─── RAW RECORDS ───

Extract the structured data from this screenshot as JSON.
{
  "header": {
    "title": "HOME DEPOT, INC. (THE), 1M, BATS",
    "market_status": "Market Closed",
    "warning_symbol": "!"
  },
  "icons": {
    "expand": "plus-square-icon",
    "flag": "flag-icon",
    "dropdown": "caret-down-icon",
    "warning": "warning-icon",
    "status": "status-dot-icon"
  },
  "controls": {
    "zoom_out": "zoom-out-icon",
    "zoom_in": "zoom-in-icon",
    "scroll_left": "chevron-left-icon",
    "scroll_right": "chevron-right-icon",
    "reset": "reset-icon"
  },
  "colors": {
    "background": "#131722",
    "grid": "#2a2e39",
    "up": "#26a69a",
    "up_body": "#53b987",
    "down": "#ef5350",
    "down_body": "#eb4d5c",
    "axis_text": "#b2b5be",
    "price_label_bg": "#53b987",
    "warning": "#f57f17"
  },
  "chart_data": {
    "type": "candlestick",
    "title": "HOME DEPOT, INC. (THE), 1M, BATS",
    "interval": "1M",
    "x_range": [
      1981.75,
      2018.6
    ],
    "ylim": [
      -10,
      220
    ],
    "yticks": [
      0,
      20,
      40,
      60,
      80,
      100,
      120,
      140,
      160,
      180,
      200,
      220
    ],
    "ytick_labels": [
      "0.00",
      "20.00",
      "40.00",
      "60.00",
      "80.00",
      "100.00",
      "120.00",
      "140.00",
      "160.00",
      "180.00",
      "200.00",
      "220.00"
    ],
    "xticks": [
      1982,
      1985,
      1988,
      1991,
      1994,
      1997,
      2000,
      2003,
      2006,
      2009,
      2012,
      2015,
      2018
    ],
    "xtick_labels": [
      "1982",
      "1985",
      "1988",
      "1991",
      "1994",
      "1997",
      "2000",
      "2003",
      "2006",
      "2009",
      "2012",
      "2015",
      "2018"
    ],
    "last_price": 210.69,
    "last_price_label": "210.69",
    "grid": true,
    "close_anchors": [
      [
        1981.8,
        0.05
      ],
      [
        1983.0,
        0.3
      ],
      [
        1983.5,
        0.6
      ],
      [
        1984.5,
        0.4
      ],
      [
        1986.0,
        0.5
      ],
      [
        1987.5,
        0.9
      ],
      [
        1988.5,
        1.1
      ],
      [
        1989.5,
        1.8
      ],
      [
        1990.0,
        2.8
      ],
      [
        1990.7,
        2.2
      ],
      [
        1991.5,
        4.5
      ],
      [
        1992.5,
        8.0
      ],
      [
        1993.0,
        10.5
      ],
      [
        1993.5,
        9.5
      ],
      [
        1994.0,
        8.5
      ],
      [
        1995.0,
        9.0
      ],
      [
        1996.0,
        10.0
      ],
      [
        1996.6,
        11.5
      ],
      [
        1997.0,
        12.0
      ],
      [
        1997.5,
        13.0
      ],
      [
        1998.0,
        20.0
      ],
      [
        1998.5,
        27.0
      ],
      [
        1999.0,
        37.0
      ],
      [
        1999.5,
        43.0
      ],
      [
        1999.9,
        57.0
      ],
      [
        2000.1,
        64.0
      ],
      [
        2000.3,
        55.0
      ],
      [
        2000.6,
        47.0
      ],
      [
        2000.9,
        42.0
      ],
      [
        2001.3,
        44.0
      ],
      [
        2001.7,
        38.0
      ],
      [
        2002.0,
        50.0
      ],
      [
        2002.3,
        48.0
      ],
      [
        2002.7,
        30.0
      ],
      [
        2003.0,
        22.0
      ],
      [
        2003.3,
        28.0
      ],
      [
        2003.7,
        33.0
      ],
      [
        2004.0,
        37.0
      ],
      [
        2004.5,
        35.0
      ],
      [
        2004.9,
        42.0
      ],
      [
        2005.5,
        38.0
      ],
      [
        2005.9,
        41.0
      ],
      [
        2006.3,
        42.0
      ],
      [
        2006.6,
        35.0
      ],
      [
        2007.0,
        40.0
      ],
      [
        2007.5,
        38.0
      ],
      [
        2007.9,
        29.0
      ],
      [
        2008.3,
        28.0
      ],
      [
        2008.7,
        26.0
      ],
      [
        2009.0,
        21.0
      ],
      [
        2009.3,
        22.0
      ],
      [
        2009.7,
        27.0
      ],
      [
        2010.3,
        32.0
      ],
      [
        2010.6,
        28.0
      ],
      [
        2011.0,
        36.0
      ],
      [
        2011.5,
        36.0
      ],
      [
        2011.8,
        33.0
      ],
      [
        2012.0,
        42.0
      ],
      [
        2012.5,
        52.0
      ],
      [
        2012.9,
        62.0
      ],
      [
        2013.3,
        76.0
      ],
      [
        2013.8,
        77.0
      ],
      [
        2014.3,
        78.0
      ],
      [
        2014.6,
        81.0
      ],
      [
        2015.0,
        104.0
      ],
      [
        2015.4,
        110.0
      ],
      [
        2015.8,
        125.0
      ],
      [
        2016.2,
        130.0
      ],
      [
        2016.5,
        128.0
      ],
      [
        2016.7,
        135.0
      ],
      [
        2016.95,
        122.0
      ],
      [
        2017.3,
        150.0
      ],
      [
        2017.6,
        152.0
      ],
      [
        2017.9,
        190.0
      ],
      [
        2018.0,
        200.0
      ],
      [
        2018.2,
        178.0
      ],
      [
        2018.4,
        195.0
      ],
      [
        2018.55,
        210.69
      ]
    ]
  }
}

───

— WHAT THE TASK REQUIRES —
In full and verbatim, repeat the records given above.

— EXPECTED ANSWER —
Extract the structured data from this screenshot as JSON.
{
  "header": {
    "title": "HOME DEPOT, INC. (THE), 1M, BATS",
    "market_status": "Market Closed",
    "warning_symbol": "!"
  },
  "icons": {
    "expand": "plus-square-icon",
    "flag": "flag-icon",
    "dropdown": "caret-down-icon",
    "warning": "warning-icon",
    "status": "status-dot-icon"
  },
  "controls": {
    "zoom_out": "zoom-out-icon",
    "zoom_in": "zoom-in-icon",
    "scroll_left": "chevron-left-icon",
    "scroll_right": "chevron-right-icon",
    "reset": "reset-icon"
  },
  "colors": {
    "background": "#131722",
    "grid": "#2a2e39",
    "up": "#26a69a",
    "up_body": "#53b987",
    "down": "#ef5350",
    "down_body": "#eb4d5c",
    "axis_text": "#b2b5be",
    "price_label_bg": "#53b987",
    "warning": "#f57f17"
  },
  "chart_data": {
    "type": "candlestick",
    "title": "HOME DEPOT, INC. (THE), 1M, BATS",
    "interval": "1M",
    "x_range": [
      1981.75,
      2018.6
    ],
    "ylim": [
      -10,
      220
    ],
    "yticks": [
      0,
      20,
      40,
      60,
      80,
      100,
      120,
      140,
      160,
      180,
      200,
      220
    ],
    "ytick_labels": [
      "0.00",
      "20.00",
      "40.00",
      "60.00",
      "80.00",
      "100.00",
      "120.00",
      "140.00",
      "160.00",
      "180.00",
      "200.00",
      "220.00"
    ],
    "xticks": [
      1982,
      1985,
      1988,
      1991,
      1994,
      1997,
      2000,
      2003,
      2006,
      2009,
      2012,
      2015,
      2018
    ],
    "xtick_labels": [
      "1982",
      "1985",
      "1988",
      "1991",
      "1994",
      "1997",
      "2000",
      "2003",
      "2006",
      "2009",
      "2012",
      "2015",
      "2018"
    ],
    "last_price": 210.69,
    "last_price_label": "210.69",
    "grid": true,
    "close_anchors": [
      [
        1981.8,
        0.05
      ],
      [
        1983.0,
        0.3
      ],
      [
        1983.5,
        0.6
      ],
      [
        1984.5,
        0.4
      ],
      [
        1986.0,
        0.5
      ],
      [
        1987.5,
        0.9
      ],
      [
        1988.5,
        1.1
      ],
      [
        1989.5,
        1.8
      ],
      [
        1990.0,
        2.8
      ],
      [
        1990.7,
        2.2
      ],
      [
        1991.5,
        4.5
      ],
      [
        1992.5,
        8.0
      ],
      [
        1993.0,
        10.5
      ],
      [
        1993.5,
        9.5
      ],
      [
        1994.0,
        8.5
      ],
      [
        1995.0,
        9.0
      ],
      [
        1996.0,
        10.0
      ],
      [
        1996.6,
        11.5
      ],
      [
        1997.0,
        12.0
      ],
      [
        1997.5,
        13.0
      ],
      [
        1998.0,
        20.0
      ],
      [
        1998.5,
        27.0
      ],
      [
        1999.0,
        37.0
      ],
      [
        1999.5,
        43.0
      ],
      [
        1999.9,
        57.0
      ],
      [
        2000.1,
        64.0
      ],
      [
        2000.3,
        55.0
      ],
      [
        2000.6,
        47.0
      ],
      [
        2000.9,
        42.0
      ],
      [
        2001.3,
        44.0
      ],
      [
        2001.7,
        38.0
      ],
      [
        2002.0,
        50.0
      ],
      [
        2002.3,
        48.0
      ],
      [
        2002.7,
        30.0
      ],
      [
        2003.0,
        22.0
      ],
      [
        2003.3,
        28.0
      ],
      [
        2003.7,
        33.0
      ],
      [
        2004.0,
        37.0
      ],
      [
        2004.5,
        35.0
      ],
      [
        2004.9,
        42.0
      ],
      [
        2005.5,
        38.0
      ],
      [
        2005.9,
        41.0
      ],
      [
        2006.3,
        42.0
      ],
      [
        2006.6,
        35.0
      ],
      [
        2007.0,
        40.0
      ],
      [
        2007.5,
        38.0
      ],
      [
        2007.9,
        29.0
      ],
      [
        2008.3,
        28.0
      ],
      [
        2008.7,
        26.0
      ],
      [
        2009.0,
        21.0
      ],
      [
        2009.3,
        22.0
      ],
      [
        2009.7,
        27.0
      ],
      [
        2010.3,
        32.0
      ],
      [
        2010.6,
        28.0
      ],
      [
        2011.0,
        36.0
      ],
      [
        2011.5,
        36.0
      ],
      [
        2011.8,
        33.0
      ],
      [
        2012.0,
        42.0
      ],
      [
        2012.5,
        52.0
      ],
      [
        2012.9,
        62.0
      ],
      [
        2013.3,
        76.0
      ],
      [
        2013.8,
        77.0
      ],
      [
        2014.3,
        78.0
      ],
      [
        2014.6,
        81.0
      ],
      [
        2015.0,
        104.0
      ],
      [
        2015.4,
        110.0
      ],
      [
        2015.8,
        125.0
      ],
      [
        2016.2,
        130.0
      ],
      [
        2016.5,
        128.0
      ],
      [
        2016.7,
        135.0
      ],
      [
        2016.95,
        122.0
      ],
      [
        2017.3,
        150.0
      ],
      [
        2017.6,
        152.0
      ],
      [
        2017.9,
        190.0
      ],
      [
        2018.0,
        200.0
      ],
      [
        2018.2,
        178.0
      ],
      [
        2018.4,
        195.0
      ],
      [
        2018.55,
        210.69
      ]
    ]
  }
}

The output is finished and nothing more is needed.